[Entries with figure data]
---

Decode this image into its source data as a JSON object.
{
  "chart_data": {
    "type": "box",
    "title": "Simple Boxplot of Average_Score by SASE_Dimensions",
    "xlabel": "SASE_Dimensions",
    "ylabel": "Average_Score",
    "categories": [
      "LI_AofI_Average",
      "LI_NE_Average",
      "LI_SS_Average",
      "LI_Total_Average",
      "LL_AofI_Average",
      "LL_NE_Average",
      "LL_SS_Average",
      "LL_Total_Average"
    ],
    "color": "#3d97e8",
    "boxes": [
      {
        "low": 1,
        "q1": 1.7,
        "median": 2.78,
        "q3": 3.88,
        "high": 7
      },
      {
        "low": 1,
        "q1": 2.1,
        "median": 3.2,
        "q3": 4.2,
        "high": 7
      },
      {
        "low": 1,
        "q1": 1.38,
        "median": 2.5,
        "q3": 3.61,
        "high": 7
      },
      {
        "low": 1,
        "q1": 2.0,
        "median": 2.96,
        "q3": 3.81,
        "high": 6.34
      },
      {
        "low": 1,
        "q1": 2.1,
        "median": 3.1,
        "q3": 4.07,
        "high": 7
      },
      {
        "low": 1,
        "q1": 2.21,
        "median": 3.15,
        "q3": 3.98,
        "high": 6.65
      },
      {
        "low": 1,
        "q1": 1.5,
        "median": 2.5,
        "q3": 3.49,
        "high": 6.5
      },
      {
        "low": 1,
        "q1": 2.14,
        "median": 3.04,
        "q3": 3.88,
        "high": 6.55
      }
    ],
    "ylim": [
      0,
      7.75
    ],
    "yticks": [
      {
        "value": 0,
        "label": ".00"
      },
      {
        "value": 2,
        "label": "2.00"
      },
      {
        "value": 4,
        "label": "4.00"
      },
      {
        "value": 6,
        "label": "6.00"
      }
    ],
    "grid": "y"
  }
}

---

▶ **Task brief**
Write out the entire listing exactly.

▶ **Solution to this problem**
Decode this image into its source data as a JSON object.
{
  "chart_data": {
    "type": "box",
    "title": "Simple Boxplot of Average_Score by SASE_Dimensions",
    "xlabel": "SASE_Dimensions",
    "ylabel": "Average_Score",
    "categories": [
      "LI_AofI_Average",
      "LI_NE_Average",
      "LI_SS_Average",
      "LI_Total_Average",
      "LL_AofI_Average",
      "LL_NE_Average",
      "LL_SS_Average",
      "LL_Total_Average"
    ],
    "color": "#3d97e8",
    "boxes": [
      {
        "low": 1,
        "q1": 1.7,
        "median": 2.78,
        "q3": 3.88,
        "high": 7
      },
      {
        "low": 1,
        "q1": 2.1,
        "median": 3.2,
        "q3": 4.2,
        "high": 7
      },
      {
        "low": 1,
        "q1": 1.38,
        "median": 2.5,
        "q3": 3.61,
        "high": 7
      },
      {
        "low": 1,
        "q1": 2.0,
        "median": 2.96,
        "q3": 3.81,
        "high": 6.34
      },
      {
        "low": 1,
        "q1": 2.1,
        "median": 3.1,
        "q3": 4.07,
        "high": 7
      },
      {
        "low": 1,
        "q1": 2.21,
        "median": 3.15,
        "q3": 3.98,
        "high": 6.65
      },
      {
        "low": 1,
        "q1": 1.5,
        "median": 2.5,
        "q3": 3.49,
        "high": 6.5
      },
      {
        "low": 1,
        "q1": 2.14,
        "median": 3.04,
        "q3": 3.88,
        "high": 6.55
      }
    ],
    "ylim": [
      0,
      7.75
    ],
    "yticks": [
      {
        "value": 0,
        "label": ".00"
      },
      {
        "value": 2,
        "label": "2.00"
      },
      {
        "value": 4,
        "label": "4.00"
      },
      {
        "value": 6,
        "label": "6.00"
      }
    ],
    "grid": "y"
  }
}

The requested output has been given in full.